-- Short task --
Show all lines that include the string "vous"; copy each one.

(Data records)

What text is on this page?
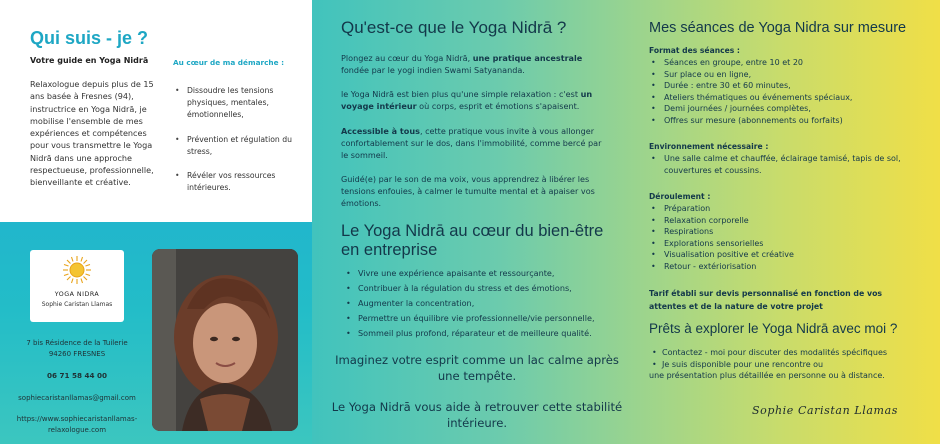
Qui suis - je ?
Votre guide en Yoga Nidrā
Relaxologue depuis plus de 15 ans basée à Fresnes (94), instructrice en Yoga Nidrā, je mobilise l'ensemble de mes expériences et compétences pour vous transmettre le Yoga Nidrā dans une approche respectueuse, professionnelle, bienveillante et créative.
Au cœur de ma démarche :
• Dissoudre les tensions physiques, mentales, émotionnelles,
• Prévention et régulation du stress,
• Révéler vos ressources intérieures.
YOGA NIDRA
Sophie Caristan Llamas
7 bis Résidence de la Tuilerie
94260 FRESNES
06 71 58 44 00
sophiecaristanllamas@gmail.com
https://www.sophiecaristanllamas-
relaxologue.com
Qu'est-ce que le Yoga Nidrā ?
Plongez au cœur du Yoga Nidrā, une pratique ancestrale fondée par le yogi indien Swami Satyananda.
le Yoga Nidrā est bien plus qu'une simple relaxation : c'est un voyage intérieur où corps, esprit et émotions s'apaisent.
Accessible à tous, cette pratique vous invite à vous allonger confortablement sur le dos, dans l'immobilité, comme bercé par le sommeil.
Guidé(e) par le son de ma voix, vous apprendrez à libérer les tensions enfouies, à calmer le tumulte mental et à apaiser vos émotions.
Le Yoga Nidrā au cœur du bien-être en entreprise
• Vivre une expérience apaisante et ressourçante,
• Contribuer à la régulation du stress et des émotions,
• Augmenter la concentration,
• Permettre un équilibre vie professionnelle/vie personnelle,
• Sommeil plus profond, réparateur et de meilleure qualité.
Imaginez votre esprit comme un lac calme après une tempête.
Le Yoga Nidrā vous aide à retrouver cette stabilité intérieure.
Mes séances de Yoga Nidra sur mesure
Format des séances :
• Séances en groupe, entre 10 et 20
• Sur place ou en ligne,
• Durée : entre 30 et 60 minutes,
• Ateliers thématiques ou événements spéciaux,
• Demi journées / journées complètes,
• Offres sur mesure (abonnements ou forfaits)
Environnement nécessaire :
• Une salle calme et chauffée, éclairage tamisé, tapis de sol, couvertures et coussins.
Déroulement :
• Préparation
• Relaxation corporelle
• Respirations
• Explorations sensorielles
• Visualisation positive et créative
• Retour - extériorisation
Tarif établi sur devis personnalisé en fonction de vos attentes et de la nature de votre projet
Prêts à explorer le Yoga Nidrā avec moi ?
• Contactez - moi pour discuter des modalités spécifiques
• Je suis disponible pour une rencontre ou
une présentation plus détaillée en personne ou à distance.
Sophie Caristan Llamas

-- Task solution --
Relaxologue depuis plus de 15 ans basée à Fresnes (94), instructrice en Yoga Nidrā, je mobilise l'ensemble de mes expériences et compétences pour vous transmettre le Yoga Nidrā dans une approche respectueuse, professionnelle, bienveillante et créative.
Accessible à tous, cette pratique vous invite à vous allonger confortablement sur le dos, dans l'immobilité, comme bercé par le sommeil.
Guidé(e) par le son de ma voix, vous apprendrez à libérer les tensions enfouies, à calmer le tumulte mental et à apaiser vos émotions.
Le Yoga Nidrā vous aide à retrouver cette stabilité intérieure.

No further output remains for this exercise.